» WRITTEN TASK
Copy the records below exactly, leaving out every picture.

» RECORDS SHOWN
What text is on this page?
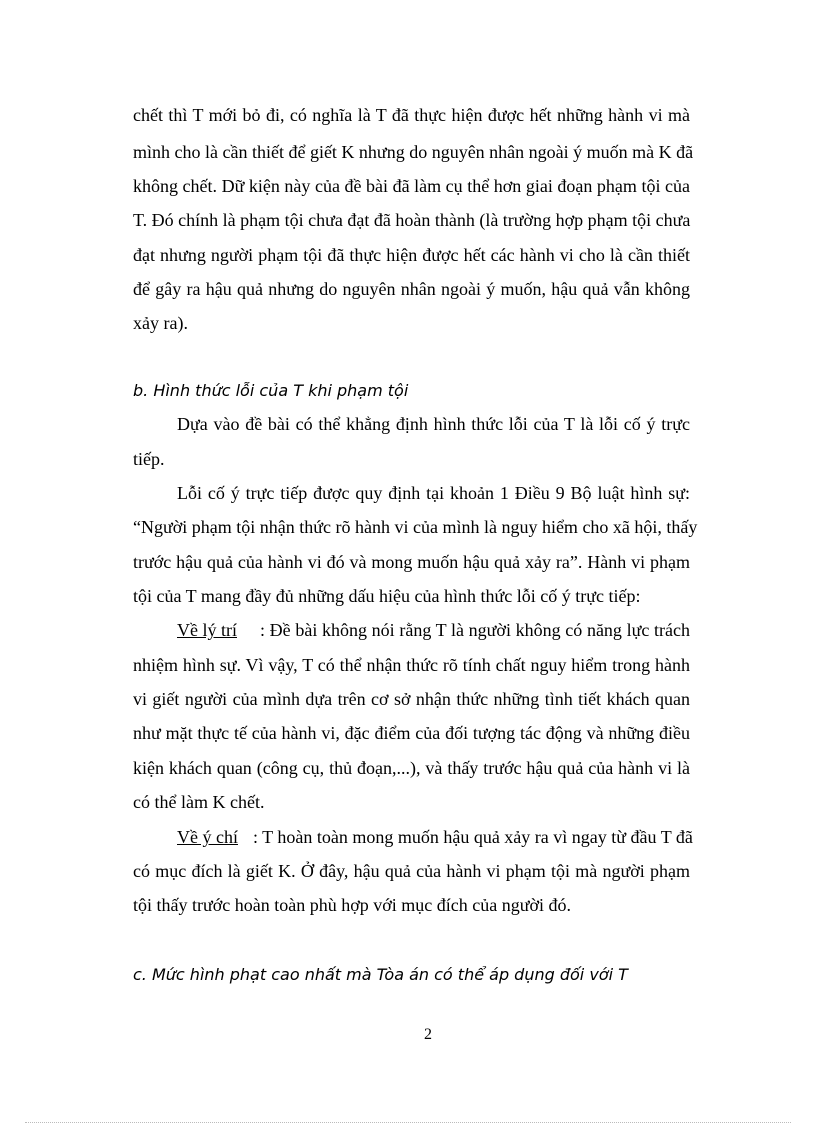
chết thì T mới bỏ đi, có nghĩa là T đã thực hiện được hết những hành vi mà
mình cho là cần thiết để giết K nhưng do nguyên nhân ngoài ý muốn mà K đã
không chết. Dữ kiện này của đề bài đã làm cụ thể hơn giai đoạn phạm tội của
T. Đó chính là phạm tội chưa đạt đã hoàn thành (là trường hợp phạm tội chưa
đạt nhưng người phạm tội đã thực hiện được hết các hành vi cho là cần thiết
để gây ra hậu quả nhưng do nguyên nhân ngoài ý muốn, hậu quả vẫn không
xảy ra).
b. Hình thức lỗi của T khi phạm tội
Dựa vào đề bài có thể khẳng định hình thức lỗi của T là lỗi cố ý trực
tiếp.
Lỗi cố ý trực tiếp được quy định tại khoản 1 Điều 9 Bộ luật hình sự:
“Người phạm tội nhận thức rõ hành vi của mình là nguy hiểm cho xã hội, thấy
trước hậu quả của hành vi đó và mong muốn hậu quả xảy ra”. Hành vi phạm
tội của T mang đầy đủ những dấu hiệu của hình thức lỗi cố ý trực tiếp:
Về lý trí : Đề bài không nói rằng T là người không có năng lực trách
nhiệm hình sự. Vì vậy, T có thể nhận thức rõ tính chất nguy hiểm trong hành
vi giết người của mình dựa trên cơ sở nhận thức những tình tiết khách quan
như mặt thực tế của hành vi, đặc điểm của đối tượng tác động và những điều
kiện khách quan (công cụ, thủ đoạn,...), và thấy trước hậu quả của hành vi là
có thể làm K chết.
Về ý chí : T hoàn toàn mong muốn hậu quả xảy ra vì ngay từ đầu T đã
có mục đích là giết K. Ở đây, hậu quả của hành vi phạm tội mà người phạm
tội thấy trước hoàn toàn phù hợp với mục đích của người đó.
c. Mức hình phạt cao nhất mà Tòa án có thể áp dụng đối với T
2
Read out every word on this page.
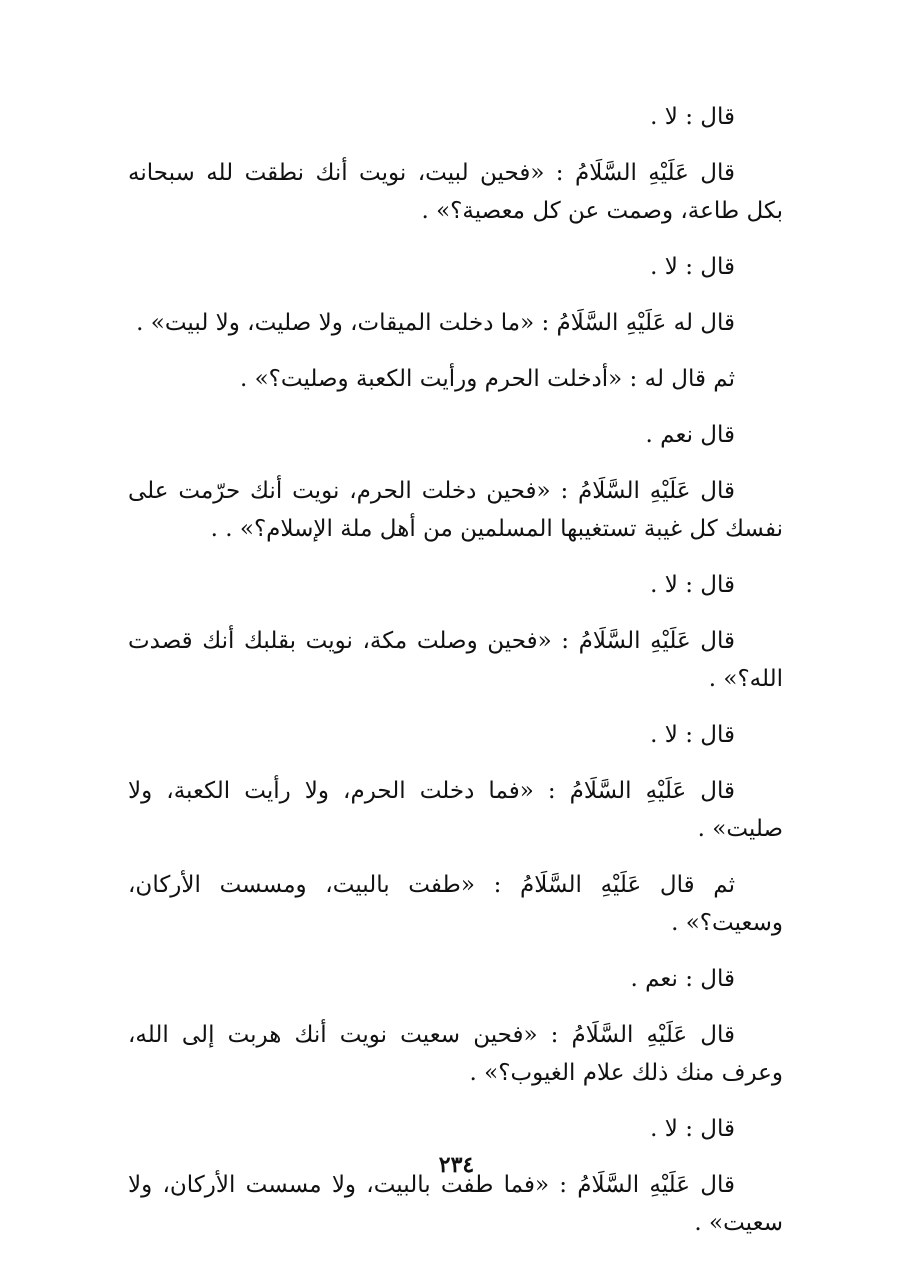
قال : لا .

قال عَلَيْهِ السَّلَامُ : «فحين لبيت، نويت أنك نطقت لله سبحانه بكل طاعة، وصمت عن كل معصية؟» .

قال : لا .

قال له عَلَيْهِ السَّلَامُ : «ما دخلت الميقات، ولا صليت، ولا لبيت» .

ثم قال له : «أدخلت الحرم ورأيت الكعبة وصليت؟» .

قال نعم .

قال عَلَيْهِ السَّلَامُ : «فحين دخلت الحرم، نويت أنك حرّمت على نفسك كل غيبة تستغيبها المسلمين من أهل ملة الإسلام؟» . .

قال : لا .

قال عَلَيْهِ السَّلَامُ : «فحين وصلت مكة، نويت بقلبك أنك قصدت الله؟» .

قال : لا .

قال عَلَيْهِ السَّلَامُ : «فما دخلت الحرم، ولا رأيت الكعبة، ولا صليت» .

ثم قال عَلَيْهِ السَّلَامُ : «طفت بالبيت، ومسست الأركان، وسعيت؟» .

قال : نعم .

قال عَلَيْهِ السَّلَامُ : «فحين سعيت نويت أنك هربت إلى الله، وعرف منك ذلك علام الغيوب؟» .

قال : لا .

قال عَلَيْهِ السَّلَامُ : «فما طفت بالبيت، ولا مسست الأركان، ولا سعيت» .

٢٣٤
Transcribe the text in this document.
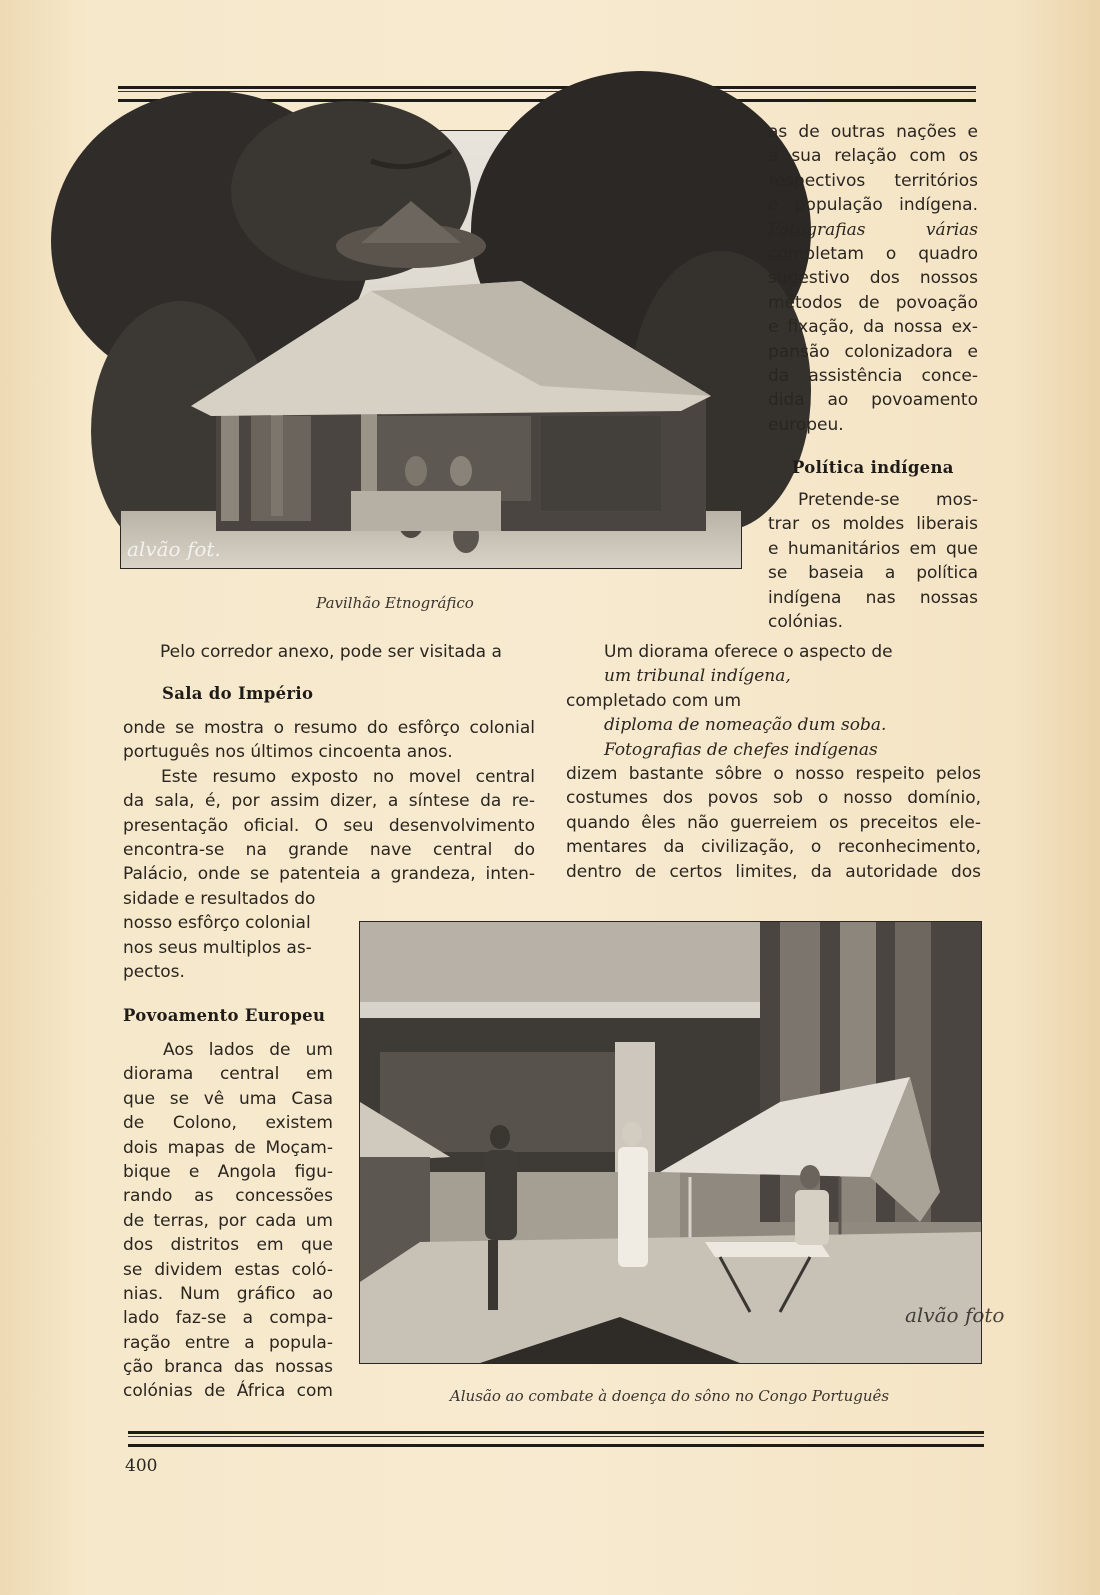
alvão fot.
Pavilhão Etnográfico
as de outras nações e
a sua relação com os
respectivos territórios
e população indígena.
Fotografias várias
completam o quadro
sugestivo dos nossos
métodos de povoação
e fixação, da nossa ex-
pansão colonizadora e
da assistência conce-
dida ao povoamento
europeu.
Política indígena
Pretende-se mos-
trar os moldes liberais
e humanitários em que
se baseia a política
indígena nas nossas
colónias.
Pelo corredor anexo, pode ser visitada a
Sala do Império
onde se mostra o resumo do esfôrço colonial
português nos últimos cincoenta anos.
Este resumo exposto no movel central
da sala, é, por assim dizer, a síntese da re-
presentação oficial. O seu desenvolvimento
encontra-se na grande nave central do
Palácio, onde se patenteia a grandeza, inten-
sidade e resultados do
nosso esfôrço colonial
nos seus multiplos as-
pectos.
Um diorama oferece o aspecto de
um tribunal indígena,
completado com um
diploma de nomeação dum soba.
Fotografias de chefes indígenas
dizem bastante sôbre o nosso respeito pelos
costumes dos povos sob o nosso domínio,
quando êles não guerreiem os preceitos ele-
mentares da civilização, o reconhecimento,
dentro de certos limites, da autoridade dos
Povoamento Europeu
Aos lados de um
diorama central em
que se vê uma Casa
de Colono, existem
dois mapas de Moçam-
bique e Angola figu-
rando as concessões
de terras, por cada um
dos distritos em que
se dividem estas coló-
nias. Num gráfico ao
lado faz-se a compa-
ração entre a popula-
ção branca das nossas
colónias de África com
alvão foto
Alusão ao combate à doença do sôno no Congo Português
400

» THE RESULT
What text is on this page?
chết thì T mới bỏ đi, có nghĩa là T đã thực hiện được hết những hành vi mà
mình cho là cần thiết để giết K nhưng do nguyên nhân ngoài ý muốn mà K đã
không chết. Dữ kiện này của đề bài đã làm cụ thể hơn giai đoạn phạm tội của
T. Đó chính là phạm tội chưa đạt đã hoàn thành (là trường hợp phạm tội chưa
đạt nhưng người phạm tội đã thực hiện được hết các hành vi cho là cần thiết
để gây ra hậu quả nhưng do nguyên nhân ngoài ý muốn, hậu quả vẫn không
xảy ra).
b. Hình thức lỗi của T khi phạm tội
Dựa vào đề bài có thể khẳng định hình thức lỗi của T là lỗi cố ý trực
tiếp.
Lỗi cố ý trực tiếp được quy định tại khoản 1 Điều 9 Bộ luật hình sự:
“Người phạm tội nhận thức rõ hành vi của mình là nguy hiểm cho xã hội, thấy
trước hậu quả của hành vi đó và mong muốn hậu quả xảy ra”. Hành vi phạm
tội của T mang đầy đủ những dấu hiệu của hình thức lỗi cố ý trực tiếp:
Về lý trí : Đề bài không nói rằng T là người không có năng lực trách
nhiệm hình sự. Vì vậy, T có thể nhận thức rõ tính chất nguy hiểm trong hành
vi giết người của mình dựa trên cơ sở nhận thức những tình tiết khách quan
như mặt thực tế của hành vi, đặc điểm của đối tượng tác động và những điều
kiện khách quan (công cụ, thủ đoạn,...), và thấy trước hậu quả của hành vi là
có thể làm K chết.
Về ý chí : T hoàn toàn mong muốn hậu quả xảy ra vì ngay từ đầu T đã
có mục đích là giết K. Ở đây, hậu quả của hành vi phạm tội mà người phạm
tội thấy trước hoàn toàn phù hợp với mục đích của người đó.
c. Mức hình phạt cao nhất mà Tòa án có thể áp dụng đối với T
2
Read out every word on this page.
قال : لا .

قال عَلَيْهِ السَّلَامُ : «فحين لبيت، نويت أنك نطقت لله سبحانه بكل طاعة، وصمت عن كل معصية؟» .

قال : لا .

قال له عَلَيْهِ السَّلَامُ : «ما دخلت الميقات، ولا صليت، ولا لبيت» .

ثم قال له : «أدخلت الحرم ورأيت الكعبة وصليت؟» .

قال نعم .

قال عَلَيْهِ السَّلَامُ : «فحين دخلت الحرم، نويت أنك حرّمت على نفسك كل غيبة تستغيبها المسلمين من أهل ملة الإسلام؟» . .

قال : لا .

قال عَلَيْهِ السَّلَامُ : «فحين وصلت مكة، نويت بقلبك أنك قصدت الله؟» .

قال : لا .

قال عَلَيْهِ السَّلَامُ : «فما دخلت الحرم، ولا رأيت الكعبة، ولا صليت» .

ثم قال عَلَيْهِ السَّلَامُ : «طفت بالبيت، ومسست الأركان، وسعيت؟» .

قال : نعم .

قال عَلَيْهِ السَّلَامُ : «فحين سعيت نويت أنك هربت إلى الله، وعرف منك ذلك علام الغيوب؟» .

قال : لا .

قال عَلَيْهِ السَّلَامُ : «فما طفت بالبيت، ولا مسست الأركان، ولا سعيت» .

٢٣٤
Transcribe the text in this document.
alvão fot.
Pavilhão Etnográfico
as de outras nações e
a sua relação com os
respectivos territórios
e população indígena.
Fotografias várias
completam o quadro
sugestivo dos nossos
métodos de povoação
e fixação, da nossa ex-
pansão colonizadora e
da assistência conce-
dida ao povoamento
europeu.
Política indígena
Pretende-se mos-
trar os moldes liberais
e humanitários em que
se baseia a política
indígena nas nossas
colónias.
Pelo corredor anexo, pode ser visitada a
Sala do Império
onde se mostra o resumo do esfôrço colonial
português nos últimos cincoenta anos.
Este resumo exposto no movel central
da sala, é, por assim dizer, a síntese da re-
presentação oficial. O seu desenvolvimento
encontra-se na grande nave central do
Palácio, onde se patenteia a grandeza, inten-
sidade e resultados do
nosso esfôrço colonial
nos seus multiplos as-
pectos.
Um diorama oferece o aspecto de
um tribunal indígena,
completado com um
diploma de nomeação dum soba.
Fotografias de chefes indígenas
dizem bastante sôbre o nosso respeito pelos
costumes dos povos sob o nosso domínio,
quando êles não guerreiem os preceitos ele-
mentares da civilização, o reconhecimento,
dentro de certos limites, da autoridade dos
Povoamento Europeu
Aos lados de um
diorama central em
que se vê uma Casa
de Colono, existem
dois mapas de Moçam-
bique e Angola figu-
rando as concessões
de terras, por cada um
dos distritos em que
se dividem estas coló-
nias. Num gráfico ao
lado faz-se a compa-
ração entre a popula-
ção branca das nossas
colónias de África com
alvão foto
Alusão ao combate à doença do sôno no Congo Português
400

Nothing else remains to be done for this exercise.